----- Records shown
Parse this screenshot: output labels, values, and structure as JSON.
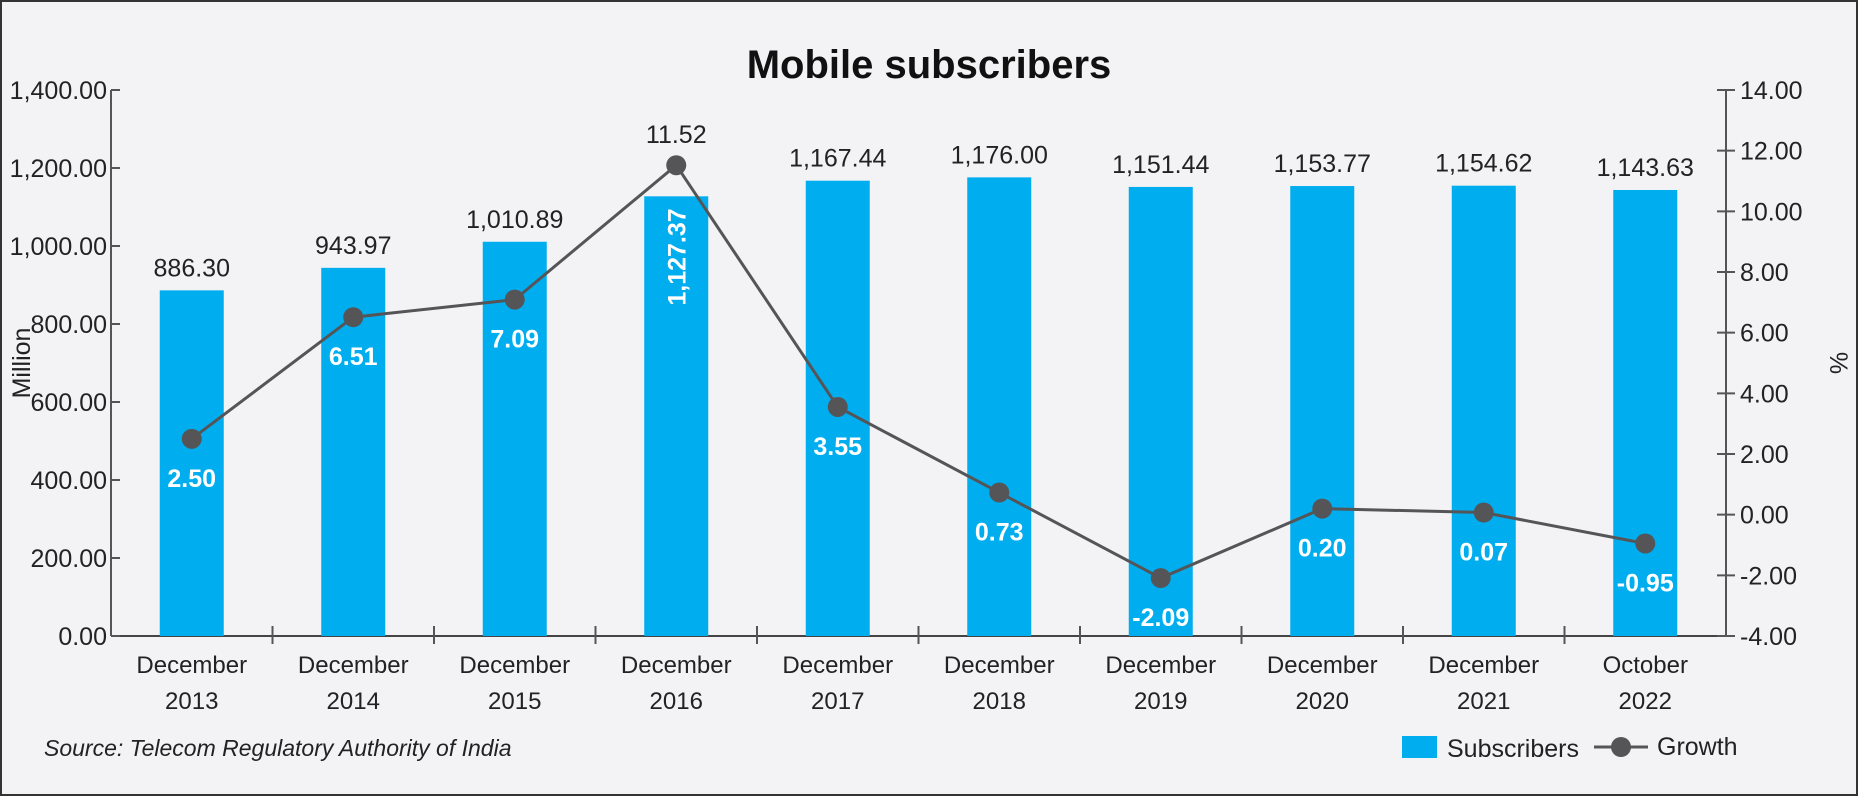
{
  "chart_data": {
    "type": "bar+line",
    "title": "Mobile subscribers",
    "ylabel": "Million",
    "y2label": "%",
    "ylim": [
      0,
      1400
    ],
    "y2lim": [
      -4,
      14
    ],
    "yticks": [
      "0.00",
      "200.00",
      "400.00",
      "600.00",
      "800.00",
      "1,000.00",
      "1,200.00",
      "1,400.00"
    ],
    "y2ticks": [
      "-4.00",
      "-2.00",
      "0.00",
      "2.00",
      "4.00",
      "6.00",
      "8.00",
      "10.00",
      "12.00",
      "14.00"
    ],
    "categories": [
      [
        "December",
        "2013"
      ],
      [
        "December",
        "2014"
      ],
      [
        "December",
        "2015"
      ],
      [
        "December",
        "2016"
      ],
      [
        "December",
        "2017"
      ],
      [
        "December",
        "2018"
      ],
      [
        "December",
        "2019"
      ],
      [
        "December",
        "2020"
      ],
      [
        "December",
        "2021"
      ],
      [
        "October",
        "2022"
      ]
    ],
    "series": [
      {
        "name": "Subscribers",
        "type": "bar",
        "color": "#00AEEF",
        "axis": "left",
        "values": [
          886.3,
          943.97,
          1010.89,
          1127.37,
          1167.44,
          1176.0,
          1151.44,
          1153.77,
          1154.62,
          1143.63
        ],
        "labels": [
          "886.30",
          "943.97",
          "1,010.89",
          "1,127.37",
          "1,167.44",
          "1,176.00",
          "1,151.44",
          "1,153.77",
          "1,154.62",
          "1,143.63"
        ]
      },
      {
        "name": "Growth",
        "type": "line",
        "color": "#555558",
        "axis": "right",
        "values": [
          2.5,
          6.51,
          7.09,
          11.52,
          3.55,
          0.73,
          -2.09,
          0.2,
          0.07,
          -0.95
        ],
        "labels": [
          "2.50",
          "6.51",
          "7.09",
          "11.52",
          "3.55",
          "0.73",
          "-2.09",
          "0.20",
          "0.07",
          "-0.95"
        ]
      }
    ],
    "legend": "bottom-right",
    "grid": false,
    "source": "Source: Telecom Regulatory Authority of India"
  }
}
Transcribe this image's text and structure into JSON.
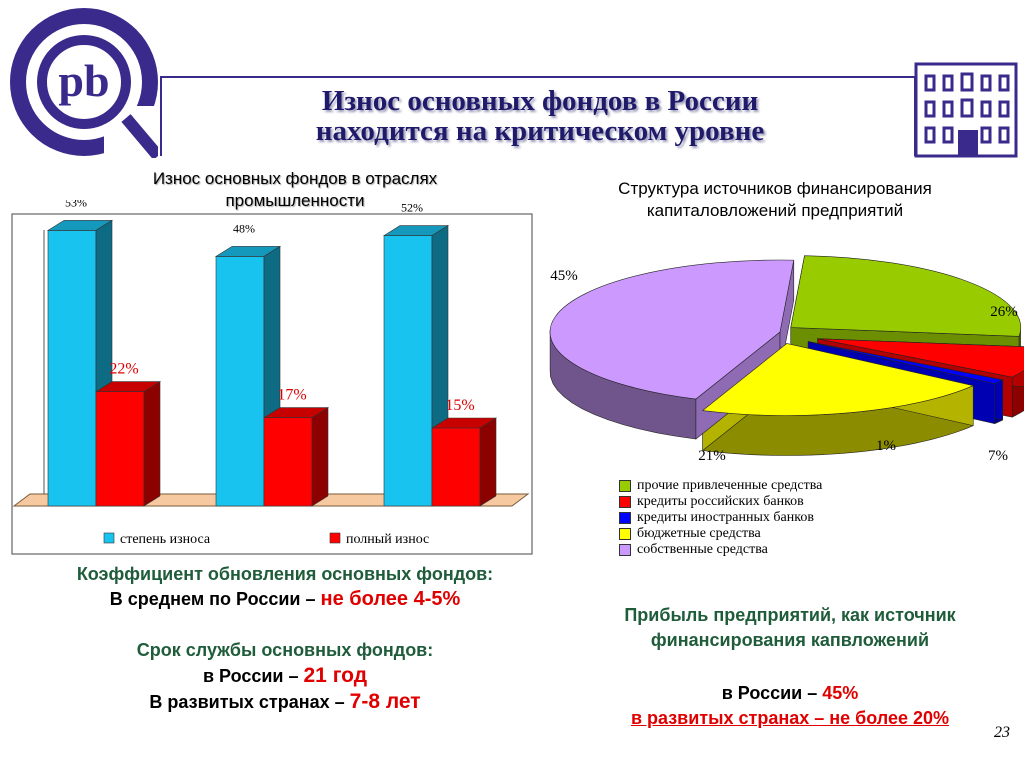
{
  "header": {
    "title_line1": "Износ основных фондов в России",
    "title_line2": "находится на критическом уровне",
    "logo_letters": "pb"
  },
  "left_chart_title": {
    "line1": "Износ основных фондов в отраслях",
    "line2": "промышленности"
  },
  "right_chart_title": {
    "line1": "Структура источников финансирования",
    "line2": "капиталовложений предприятий"
  },
  "chart_data": [
    {
      "type": "bar",
      "title": "Износ основных фондов в отраслях промышленности",
      "categories": [
        "",
        "",
        ""
      ],
      "series": [
        {
          "name": "степень износа",
          "values": [
            53,
            48,
            52
          ],
          "labels": [
            "53%",
            "48%",
            "52%"
          ],
          "color": "#19c3f0"
        },
        {
          "name": "полный износ",
          "values": [
            22,
            17,
            15
          ],
          "labels": [
            "22%",
            "17%",
            "15%"
          ],
          "color": "#ff0000"
        }
      ],
      "ylim": [
        0,
        60
      ],
      "legend": "bottom"
    },
    {
      "type": "pie",
      "title": "Структура источников финансирования капиталовложений предприятий",
      "slices": [
        {
          "label": "прочие привлеченные средства",
          "value": 26,
          "text": "26%",
          "color": "#99cc00"
        },
        {
          "label": "кредиты российских банков",
          "value": 7,
          "text": "7%",
          "color": "#ff0000"
        },
        {
          "label": "кредиты иностранных банков",
          "value": 1,
          "text": "1%",
          "color": "#0000ff"
        },
        {
          "label": "бюджетные средства",
          "value": 21,
          "text": "21%",
          "color": "#ffff00"
        },
        {
          "label": "собственные средства",
          "value": 45,
          "text": "45%",
          "color": "#cc99ff"
        }
      ],
      "legend": "bottom"
    }
  ],
  "left_info": {
    "coef_title": "Коэффициент обновления основных фондов:",
    "coef_prefix": "В среднем по России – ",
    "coef_value": "не более 4-5%",
    "life_title": "Срок службы основных фондов:",
    "life_russia_prefix": "в России – ",
    "life_russia_value": "21 год",
    "life_dev_prefix": "В развитых странах – ",
    "life_dev_value": "7-8 лет"
  },
  "right_info": {
    "profit_line1": "Прибыль предприятий, как источник",
    "profit_line2": "финансирования капвложений",
    "russia_prefix": "в России – ",
    "russia_value": "45%",
    "developed": "в развитых странах  – не более 20%"
  },
  "page_number": "23",
  "colors": {
    "title": "#201a6a",
    "header_line": "#3a2a8c",
    "green_text": "#1f5c3a",
    "red_text": "#e00000"
  }
}
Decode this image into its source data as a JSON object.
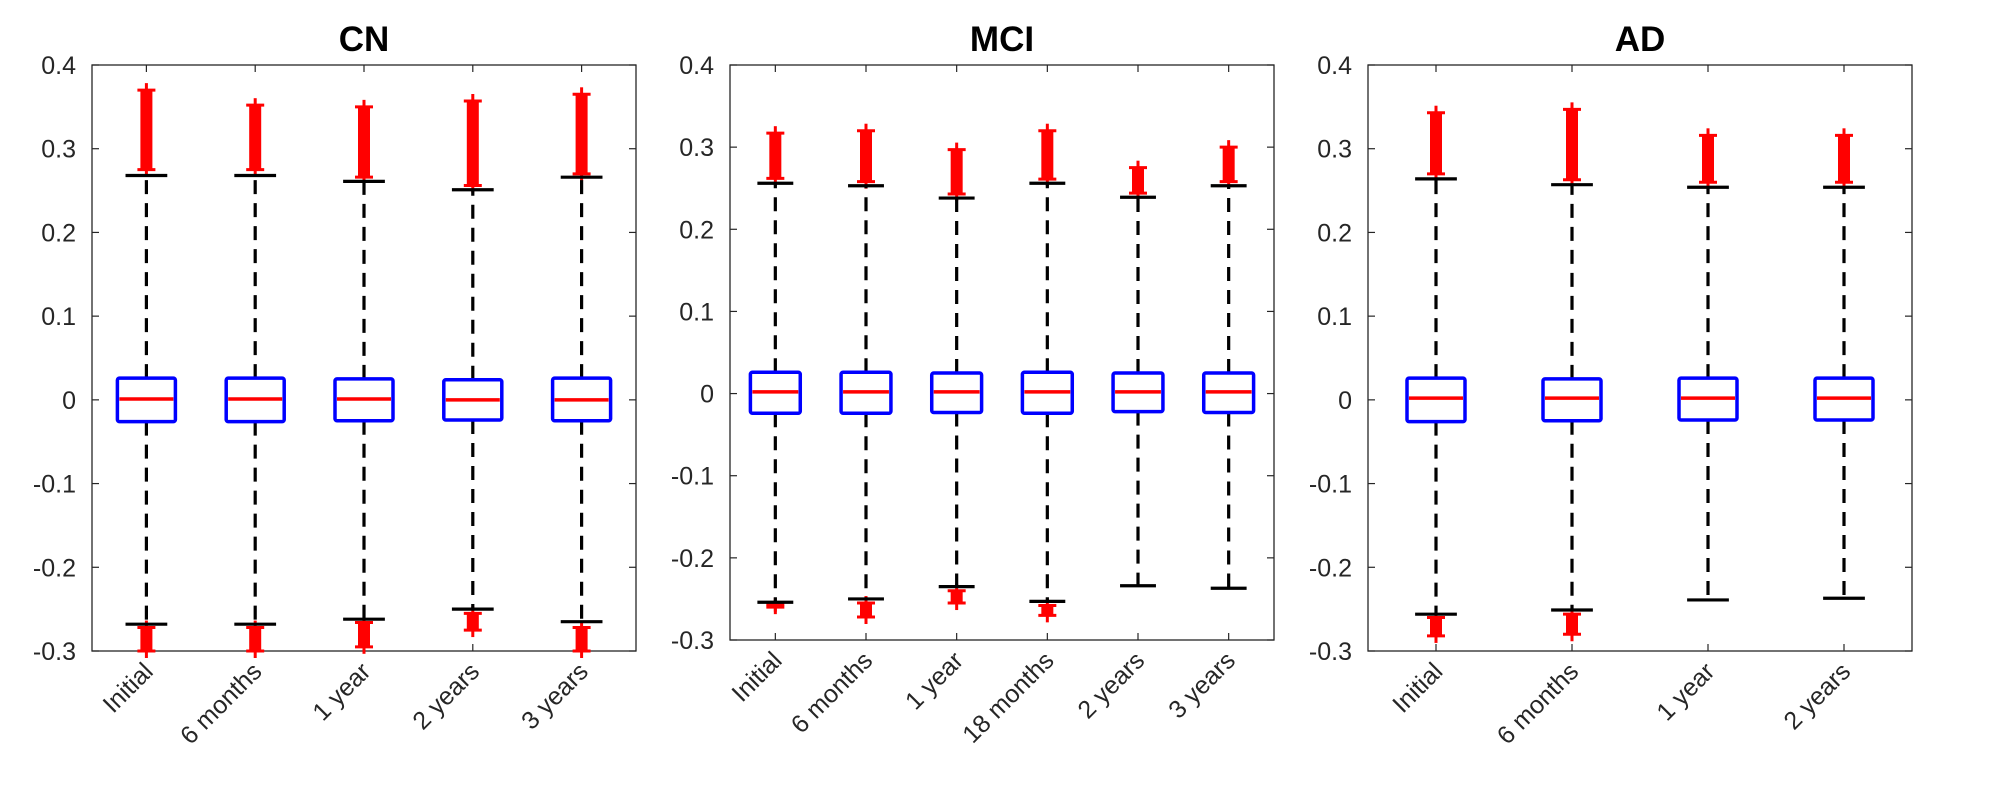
{
  "chart_data": [
    {
      "type": "boxplot",
      "title": "CN",
      "ylim": [
        -0.3,
        0.4
      ],
      "yticks": [
        "-0.3",
        "-0.2",
        "-0.1",
        "0",
        "0.1",
        "0.2",
        "0.3",
        "0.4"
      ],
      "categories": [
        "Initial",
        "6 months",
        "1 year",
        "2 years",
        "3 years"
      ],
      "boxes": [
        {
          "median": 0.001,
          "q1": -0.026,
          "q3": 0.026,
          "whisker_low": -0.268,
          "whisker_high": 0.268,
          "outliers_high": [
            0.275,
            0.37
          ],
          "outliers_low": [
            -0.272,
            -0.3
          ]
        },
        {
          "median": 0.001,
          "q1": -0.026,
          "q3": 0.026,
          "whisker_low": -0.268,
          "whisker_high": 0.268,
          "outliers_high": [
            0.275,
            0.352
          ],
          "outliers_low": [
            -0.272,
            -0.3
          ]
        },
        {
          "median": 0.001,
          "q1": -0.025,
          "q3": 0.025,
          "whisker_low": -0.262,
          "whisker_high": 0.261,
          "outliers_high": [
            0.266,
            0.35
          ],
          "outliers_low": [
            -0.266,
            -0.295
          ]
        },
        {
          "median": 0.0,
          "q1": -0.024,
          "q3": 0.024,
          "whisker_low": -0.25,
          "whisker_high": 0.251,
          "outliers_high": [
            0.256,
            0.357
          ],
          "outliers_low": [
            -0.255,
            -0.275
          ]
        },
        {
          "median": 0.0,
          "q1": -0.025,
          "q3": 0.026,
          "whisker_low": -0.265,
          "whisker_high": 0.266,
          "outliers_high": [
            0.27,
            0.365
          ],
          "outliers_low": [
            -0.272,
            -0.3
          ]
        }
      ]
    },
    {
      "type": "boxplot",
      "title": "MCI",
      "ylim": [
        -0.3,
        0.4
      ],
      "yticks": [
        "-0.3",
        "-0.2",
        "-0.1",
        "0",
        "0.1",
        "0.2",
        "0.3",
        "0.4"
      ],
      "categories": [
        "Initial",
        "6 months",
        "1 year",
        "18 months",
        "2 years",
        "3 years"
      ],
      "boxes": [
        {
          "median": 0.002,
          "q1": -0.024,
          "q3": 0.026,
          "whisker_low": -0.254,
          "whisker_high": 0.256,
          "outliers_high": [
            0.262,
            0.317
          ],
          "outliers_low": [
            -0.257,
            -0.26
          ]
        },
        {
          "median": 0.002,
          "q1": -0.024,
          "q3": 0.026,
          "whisker_low": -0.25,
          "whisker_high": 0.253,
          "outliers_high": [
            0.258,
            0.32
          ],
          "outliers_low": [
            -0.255,
            -0.272
          ]
        },
        {
          "median": 0.002,
          "q1": -0.023,
          "q3": 0.025,
          "whisker_low": -0.235,
          "whisker_high": 0.238,
          "outliers_high": [
            0.243,
            0.297
          ],
          "outliers_low": [
            -0.24,
            -0.255
          ]
        },
        {
          "median": 0.002,
          "q1": -0.024,
          "q3": 0.026,
          "whisker_low": -0.253,
          "whisker_high": 0.256,
          "outliers_high": [
            0.261,
            0.32
          ],
          "outliers_low": [
            -0.258,
            -0.27
          ]
        },
        {
          "median": 0.002,
          "q1": -0.022,
          "q3": 0.025,
          "whisker_low": -0.234,
          "whisker_high": 0.239,
          "outliers_high": [
            0.244,
            0.275
          ],
          "outliers_low": []
        },
        {
          "median": 0.002,
          "q1": -0.023,
          "q3": 0.025,
          "whisker_low": -0.237,
          "whisker_high": 0.253,
          "outliers_high": [
            0.258,
            0.3
          ],
          "outliers_low": []
        }
      ]
    },
    {
      "type": "boxplot",
      "title": "AD",
      "ylim": [
        -0.3,
        0.4
      ],
      "yticks": [
        "-0.3",
        "-0.2",
        "-0.1",
        "0",
        "0.1",
        "0.2",
        "0.3",
        "0.4"
      ],
      "categories": [
        "Initial",
        "6 months",
        "1 year",
        "2 years"
      ],
      "boxes": [
        {
          "median": 0.002,
          "q1": -0.026,
          "q3": 0.026,
          "whisker_low": -0.256,
          "whisker_high": 0.264,
          "outliers_high": [
            0.27,
            0.343
          ],
          "outliers_low": [
            -0.26,
            -0.282
          ]
        },
        {
          "median": 0.002,
          "q1": -0.025,
          "q3": 0.025,
          "whisker_low": -0.251,
          "whisker_high": 0.257,
          "outliers_high": [
            0.263,
            0.347
          ],
          "outliers_low": [
            -0.256,
            -0.28
          ]
        },
        {
          "median": 0.002,
          "q1": -0.024,
          "q3": 0.026,
          "whisker_low": -0.239,
          "whisker_high": 0.254,
          "outliers_high": [
            0.26,
            0.316
          ],
          "outliers_low": []
        },
        {
          "median": 0.002,
          "q1": -0.024,
          "q3": 0.026,
          "whisker_low": -0.237,
          "whisker_high": 0.254,
          "outliers_high": [
            0.26,
            0.316
          ],
          "outliers_low": []
        }
      ]
    }
  ],
  "colors": {
    "box": "#0000ff",
    "median": "#ff0000",
    "whisker": "#000000",
    "outlier": "#ff0000",
    "axis": "#262626"
  }
}
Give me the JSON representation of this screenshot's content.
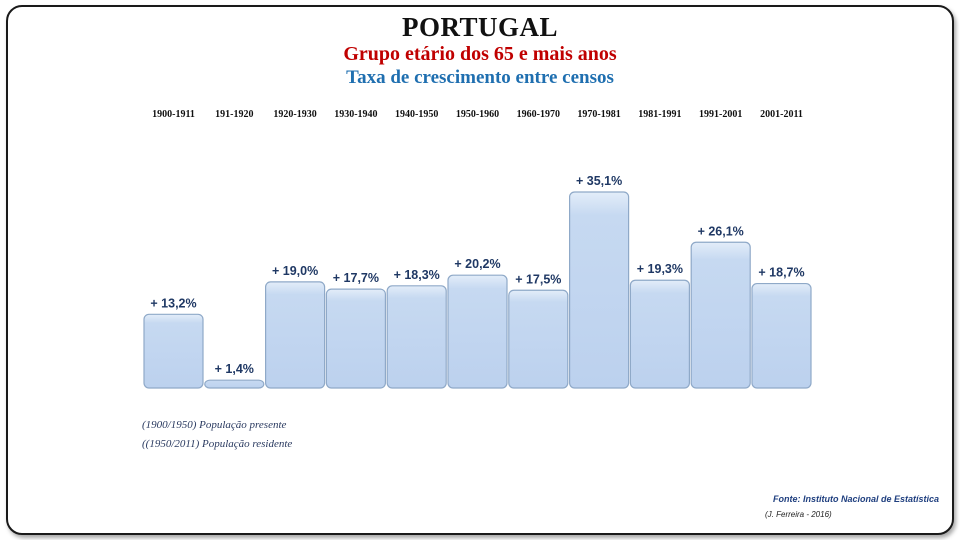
{
  "header": {
    "title": "PORTUGAL",
    "subtitle": "Grupo etário dos 65 e mais anos",
    "subtitle2": "Taxa de crescimento entre censos"
  },
  "notes": {
    "line1": "(1900/1950) População presente",
    "line2": "((1950/2011) População residente"
  },
  "footer": {
    "source": "Fonte: Instituto Nacional de Estatística",
    "author": "(J. Ferreira - 2016)"
  },
  "colors": {
    "bar_fill": "#c6d9f1",
    "bar_stroke": "#8fa9c8",
    "value_label": "#1f3864",
    "title_red": "#c00000",
    "title_blue": "#1f6fb0"
  },
  "chart_data": {
    "type": "bar",
    "title": "PORTUGAL",
    "subtitle": "Grupo etário dos 65 e mais anos — Taxa de crescimento entre censos",
    "categories": [
      "1900-1911",
      "191-1920",
      "1920-1930",
      "1930-1940",
      "1940-1950",
      "1950-1960",
      "1960-1970",
      "1970-1981",
      "1981-1991",
      "1991-2001",
      "2001-2011"
    ],
    "values": [
      13.2,
      1.4,
      19.0,
      17.7,
      18.3,
      20.2,
      17.5,
      35.1,
      19.3,
      26.1,
      18.7
    ],
    "data_labels": [
      "+ 13,2%",
      "+ 1,4%",
      "+ 19,0%",
      "+ 17,7%",
      "+ 18,3%",
      "+ 20,2%",
      "+ 17,5%",
      "+ 35,1%",
      "+ 19,3%",
      "+ 26,1%",
      "+ 18,7%"
    ],
    "xlabel": "",
    "ylabel": "",
    "ylim": [
      0,
      35.1
    ],
    "category_labels_position": "top",
    "grid": false,
    "legend": false
  }
}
----------
### Exercise goal
List each line in the listing that contains the string "entre".

### Correct result
    "subtitle2": "Taxa de crescimento entre censos"
    "subtitle": "Grupo etário dos 65 e mais anos — Taxa de crescimento entre censos",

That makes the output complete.